## WHAT YOU WILL DO
Print all of the data exactly as written.
-- START OF RECORD SET --
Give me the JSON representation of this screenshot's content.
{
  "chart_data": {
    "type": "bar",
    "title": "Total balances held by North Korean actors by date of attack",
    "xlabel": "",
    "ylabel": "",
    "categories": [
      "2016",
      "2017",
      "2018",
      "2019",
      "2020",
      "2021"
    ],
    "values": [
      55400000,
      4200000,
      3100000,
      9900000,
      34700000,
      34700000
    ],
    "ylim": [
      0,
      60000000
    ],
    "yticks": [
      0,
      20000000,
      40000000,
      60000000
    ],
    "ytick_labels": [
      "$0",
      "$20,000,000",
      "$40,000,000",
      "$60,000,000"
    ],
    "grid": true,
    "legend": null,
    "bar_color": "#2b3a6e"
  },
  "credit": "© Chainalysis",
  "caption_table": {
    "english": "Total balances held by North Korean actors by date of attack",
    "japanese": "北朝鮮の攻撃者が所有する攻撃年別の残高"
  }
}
-- END OF RECORD SET --
## SOLUTION TO THIS TASK
Give me the JSON representation of this screenshot's content.
{
  "chart_data": {
    "type": "bar",
    "title": "Total balances held by North Korean actors by date of attack",
    "xlabel": "",
    "ylabel": "",
    "categories": [
      "2016",
      "2017",
      "2018",
      "2019",
      "2020",
      "2021"
    ],
    "values": [
      55400000,
      4200000,
      3100000,
      9900000,
      34700000,
      34700000
    ],
    "ylim": [
      0,
      60000000
    ],
    "yticks": [
      0,
      20000000,
      40000000,
      60000000
    ],
    "ytick_labels": [
      "$0",
      "$20,000,000",
      "$40,000,000",
      "$60,000,000"
    ],
    "grid": true,
    "legend": null,
    "bar_color": "#2b3a6e"
  },
  "credit": "© Chainalysis",
  "caption_table": {
    "english": "Total balances held by North Korean actors by date of attack",
    "japanese": "北朝鮮の攻撃者が所有する攻撃年別の残高"
  }
}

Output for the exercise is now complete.